- _Description of the task_
Pull out every line below holding the word "Search".

- _Data provided_

►

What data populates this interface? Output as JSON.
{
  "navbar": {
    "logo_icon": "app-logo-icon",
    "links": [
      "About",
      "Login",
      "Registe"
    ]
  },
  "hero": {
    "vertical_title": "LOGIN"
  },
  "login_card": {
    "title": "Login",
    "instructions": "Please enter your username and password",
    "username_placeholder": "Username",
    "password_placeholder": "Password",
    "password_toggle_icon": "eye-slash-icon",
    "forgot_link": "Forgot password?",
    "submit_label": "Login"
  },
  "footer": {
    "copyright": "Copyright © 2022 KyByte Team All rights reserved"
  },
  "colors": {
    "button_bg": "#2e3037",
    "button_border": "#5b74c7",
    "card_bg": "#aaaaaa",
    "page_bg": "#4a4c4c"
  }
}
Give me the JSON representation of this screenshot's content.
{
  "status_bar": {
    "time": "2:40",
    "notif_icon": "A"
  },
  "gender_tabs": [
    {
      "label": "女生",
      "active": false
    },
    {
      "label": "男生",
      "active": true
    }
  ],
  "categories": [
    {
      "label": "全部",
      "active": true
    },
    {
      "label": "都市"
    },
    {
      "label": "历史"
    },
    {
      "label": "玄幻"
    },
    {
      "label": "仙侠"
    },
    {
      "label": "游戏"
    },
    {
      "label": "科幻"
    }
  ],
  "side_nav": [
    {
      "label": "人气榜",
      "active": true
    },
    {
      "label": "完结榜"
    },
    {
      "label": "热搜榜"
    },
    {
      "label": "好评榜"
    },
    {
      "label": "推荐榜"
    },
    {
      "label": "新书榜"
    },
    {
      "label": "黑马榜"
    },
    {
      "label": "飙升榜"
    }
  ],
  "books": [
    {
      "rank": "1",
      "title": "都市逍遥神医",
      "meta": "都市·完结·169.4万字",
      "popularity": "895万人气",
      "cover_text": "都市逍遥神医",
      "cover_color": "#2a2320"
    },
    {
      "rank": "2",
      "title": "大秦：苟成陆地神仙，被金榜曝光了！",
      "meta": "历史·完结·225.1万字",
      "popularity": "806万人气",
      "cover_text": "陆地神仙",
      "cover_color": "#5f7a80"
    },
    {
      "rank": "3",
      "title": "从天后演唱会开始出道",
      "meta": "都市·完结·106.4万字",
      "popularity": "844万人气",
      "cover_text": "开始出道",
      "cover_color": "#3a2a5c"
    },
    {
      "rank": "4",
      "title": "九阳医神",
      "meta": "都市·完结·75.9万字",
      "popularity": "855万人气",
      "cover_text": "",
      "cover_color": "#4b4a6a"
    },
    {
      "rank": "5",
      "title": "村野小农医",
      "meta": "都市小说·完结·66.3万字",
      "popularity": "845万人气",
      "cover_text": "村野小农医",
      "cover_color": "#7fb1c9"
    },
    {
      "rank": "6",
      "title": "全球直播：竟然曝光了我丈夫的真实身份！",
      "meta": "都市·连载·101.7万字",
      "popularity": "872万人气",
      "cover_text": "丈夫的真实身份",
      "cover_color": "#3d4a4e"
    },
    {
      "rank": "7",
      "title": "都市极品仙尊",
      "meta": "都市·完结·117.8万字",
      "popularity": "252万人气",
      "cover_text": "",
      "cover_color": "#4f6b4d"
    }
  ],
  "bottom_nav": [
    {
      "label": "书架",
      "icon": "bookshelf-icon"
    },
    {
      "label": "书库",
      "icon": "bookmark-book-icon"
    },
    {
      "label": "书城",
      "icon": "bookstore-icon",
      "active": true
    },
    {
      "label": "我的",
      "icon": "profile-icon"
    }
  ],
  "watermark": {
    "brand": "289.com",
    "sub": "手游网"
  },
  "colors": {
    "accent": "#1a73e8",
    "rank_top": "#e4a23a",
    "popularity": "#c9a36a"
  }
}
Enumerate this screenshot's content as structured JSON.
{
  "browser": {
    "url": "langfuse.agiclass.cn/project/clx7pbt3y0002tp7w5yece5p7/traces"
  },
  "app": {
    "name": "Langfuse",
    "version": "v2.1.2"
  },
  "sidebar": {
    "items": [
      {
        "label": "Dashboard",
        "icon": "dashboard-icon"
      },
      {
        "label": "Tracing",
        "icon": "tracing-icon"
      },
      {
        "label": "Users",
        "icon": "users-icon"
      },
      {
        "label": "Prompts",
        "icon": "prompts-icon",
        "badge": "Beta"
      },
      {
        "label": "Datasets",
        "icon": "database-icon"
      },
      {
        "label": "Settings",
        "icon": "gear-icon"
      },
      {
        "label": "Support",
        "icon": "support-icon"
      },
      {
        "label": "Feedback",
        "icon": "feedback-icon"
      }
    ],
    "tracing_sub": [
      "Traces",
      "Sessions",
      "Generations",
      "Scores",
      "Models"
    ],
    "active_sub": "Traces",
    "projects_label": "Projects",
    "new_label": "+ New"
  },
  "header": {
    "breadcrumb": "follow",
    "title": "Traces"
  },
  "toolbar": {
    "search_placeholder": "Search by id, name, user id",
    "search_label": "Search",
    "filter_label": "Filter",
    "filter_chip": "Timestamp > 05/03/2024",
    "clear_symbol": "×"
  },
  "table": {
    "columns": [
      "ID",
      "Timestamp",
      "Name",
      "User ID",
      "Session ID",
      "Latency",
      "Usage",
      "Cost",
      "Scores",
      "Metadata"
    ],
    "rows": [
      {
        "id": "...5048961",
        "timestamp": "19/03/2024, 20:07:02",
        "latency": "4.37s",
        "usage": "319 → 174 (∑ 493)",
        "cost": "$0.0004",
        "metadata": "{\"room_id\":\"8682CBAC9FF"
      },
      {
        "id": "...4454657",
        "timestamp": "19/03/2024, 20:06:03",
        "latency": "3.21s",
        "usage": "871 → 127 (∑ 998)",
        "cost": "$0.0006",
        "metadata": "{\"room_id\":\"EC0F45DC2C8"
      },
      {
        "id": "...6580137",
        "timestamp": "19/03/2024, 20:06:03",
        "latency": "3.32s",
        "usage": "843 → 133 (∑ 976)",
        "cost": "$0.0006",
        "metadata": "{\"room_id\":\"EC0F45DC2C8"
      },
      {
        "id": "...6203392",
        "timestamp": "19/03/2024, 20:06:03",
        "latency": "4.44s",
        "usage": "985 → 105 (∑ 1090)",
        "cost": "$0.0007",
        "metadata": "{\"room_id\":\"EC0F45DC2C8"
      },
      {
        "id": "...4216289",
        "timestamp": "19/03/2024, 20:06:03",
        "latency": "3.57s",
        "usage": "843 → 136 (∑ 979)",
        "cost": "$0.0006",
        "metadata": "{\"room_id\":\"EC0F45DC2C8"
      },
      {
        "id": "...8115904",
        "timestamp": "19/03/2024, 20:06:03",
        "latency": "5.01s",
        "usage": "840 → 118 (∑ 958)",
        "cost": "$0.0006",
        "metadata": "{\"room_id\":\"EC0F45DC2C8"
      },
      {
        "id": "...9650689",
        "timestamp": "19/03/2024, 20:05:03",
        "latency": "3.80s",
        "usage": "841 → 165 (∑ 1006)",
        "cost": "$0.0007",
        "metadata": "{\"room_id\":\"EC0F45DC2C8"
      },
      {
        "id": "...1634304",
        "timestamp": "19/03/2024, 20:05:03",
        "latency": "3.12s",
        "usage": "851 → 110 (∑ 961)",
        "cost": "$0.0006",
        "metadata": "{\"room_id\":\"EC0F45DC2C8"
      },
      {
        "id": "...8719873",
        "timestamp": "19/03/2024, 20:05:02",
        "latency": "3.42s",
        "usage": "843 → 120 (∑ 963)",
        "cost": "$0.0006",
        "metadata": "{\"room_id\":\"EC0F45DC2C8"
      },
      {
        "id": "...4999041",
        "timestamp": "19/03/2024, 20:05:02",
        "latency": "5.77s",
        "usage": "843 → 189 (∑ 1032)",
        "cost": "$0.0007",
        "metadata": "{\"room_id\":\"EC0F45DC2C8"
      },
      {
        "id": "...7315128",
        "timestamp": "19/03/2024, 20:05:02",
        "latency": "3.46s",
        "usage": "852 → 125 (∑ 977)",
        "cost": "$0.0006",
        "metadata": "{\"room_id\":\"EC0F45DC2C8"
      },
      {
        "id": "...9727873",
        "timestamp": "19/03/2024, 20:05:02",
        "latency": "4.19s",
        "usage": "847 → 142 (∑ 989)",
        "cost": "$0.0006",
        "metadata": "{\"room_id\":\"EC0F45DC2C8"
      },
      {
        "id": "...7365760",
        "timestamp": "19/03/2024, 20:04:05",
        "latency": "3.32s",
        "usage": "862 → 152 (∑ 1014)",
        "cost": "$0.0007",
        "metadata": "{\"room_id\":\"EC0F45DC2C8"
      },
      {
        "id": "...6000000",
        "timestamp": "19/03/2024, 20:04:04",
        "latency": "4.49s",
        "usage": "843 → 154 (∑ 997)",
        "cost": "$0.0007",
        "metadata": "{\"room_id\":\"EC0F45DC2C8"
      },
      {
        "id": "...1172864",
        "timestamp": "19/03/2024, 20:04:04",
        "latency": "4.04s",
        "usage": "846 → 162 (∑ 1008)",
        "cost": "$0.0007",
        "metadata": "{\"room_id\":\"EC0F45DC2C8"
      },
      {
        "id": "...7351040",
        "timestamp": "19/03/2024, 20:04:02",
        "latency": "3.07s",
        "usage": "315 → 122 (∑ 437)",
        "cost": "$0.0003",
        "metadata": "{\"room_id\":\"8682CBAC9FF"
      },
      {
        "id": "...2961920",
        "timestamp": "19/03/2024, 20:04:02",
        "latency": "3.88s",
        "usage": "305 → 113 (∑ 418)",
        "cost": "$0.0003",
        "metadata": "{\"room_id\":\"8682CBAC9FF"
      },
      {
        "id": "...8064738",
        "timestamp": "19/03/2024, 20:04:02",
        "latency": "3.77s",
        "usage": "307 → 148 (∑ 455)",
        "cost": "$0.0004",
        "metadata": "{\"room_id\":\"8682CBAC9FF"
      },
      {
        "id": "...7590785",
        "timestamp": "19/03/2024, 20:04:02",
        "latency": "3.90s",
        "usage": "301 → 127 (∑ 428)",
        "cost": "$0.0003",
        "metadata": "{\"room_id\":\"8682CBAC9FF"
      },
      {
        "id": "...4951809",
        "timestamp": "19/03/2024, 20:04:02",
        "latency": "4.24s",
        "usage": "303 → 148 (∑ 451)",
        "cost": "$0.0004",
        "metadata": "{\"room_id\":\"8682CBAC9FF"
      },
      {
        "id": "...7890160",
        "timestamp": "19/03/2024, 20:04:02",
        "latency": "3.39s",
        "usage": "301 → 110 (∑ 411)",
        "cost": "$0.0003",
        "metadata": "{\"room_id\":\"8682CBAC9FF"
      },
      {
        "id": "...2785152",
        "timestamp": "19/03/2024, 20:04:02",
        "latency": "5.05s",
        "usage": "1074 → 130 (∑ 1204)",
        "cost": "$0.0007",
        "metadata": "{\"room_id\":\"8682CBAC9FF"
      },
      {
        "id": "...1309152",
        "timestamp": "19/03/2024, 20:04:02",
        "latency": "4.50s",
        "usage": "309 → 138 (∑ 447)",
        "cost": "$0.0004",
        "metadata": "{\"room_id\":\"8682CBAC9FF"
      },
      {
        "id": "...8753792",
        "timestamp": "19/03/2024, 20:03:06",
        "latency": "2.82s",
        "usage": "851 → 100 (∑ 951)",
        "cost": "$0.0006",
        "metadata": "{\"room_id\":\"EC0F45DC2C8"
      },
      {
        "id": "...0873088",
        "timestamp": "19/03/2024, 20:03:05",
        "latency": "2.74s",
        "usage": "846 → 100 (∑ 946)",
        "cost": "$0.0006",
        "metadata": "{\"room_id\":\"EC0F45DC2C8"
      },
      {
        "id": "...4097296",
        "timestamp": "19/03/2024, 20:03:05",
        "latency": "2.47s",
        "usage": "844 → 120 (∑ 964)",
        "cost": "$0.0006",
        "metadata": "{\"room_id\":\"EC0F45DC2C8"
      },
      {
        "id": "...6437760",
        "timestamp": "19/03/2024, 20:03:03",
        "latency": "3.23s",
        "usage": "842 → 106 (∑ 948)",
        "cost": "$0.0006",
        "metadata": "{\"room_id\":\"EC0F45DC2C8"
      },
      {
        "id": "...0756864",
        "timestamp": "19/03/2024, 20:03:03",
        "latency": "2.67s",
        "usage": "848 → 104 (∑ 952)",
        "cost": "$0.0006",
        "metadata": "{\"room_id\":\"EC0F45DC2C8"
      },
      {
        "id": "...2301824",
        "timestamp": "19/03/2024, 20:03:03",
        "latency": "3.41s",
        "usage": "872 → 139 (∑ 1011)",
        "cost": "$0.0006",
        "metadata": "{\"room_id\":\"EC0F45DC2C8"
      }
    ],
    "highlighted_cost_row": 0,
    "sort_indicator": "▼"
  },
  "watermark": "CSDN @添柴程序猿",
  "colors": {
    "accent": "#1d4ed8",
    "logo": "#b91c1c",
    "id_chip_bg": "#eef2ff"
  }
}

◄

- _Response to the task_
    "search_placeholder": "Search by id, name, user id",
    "search_label": "Search",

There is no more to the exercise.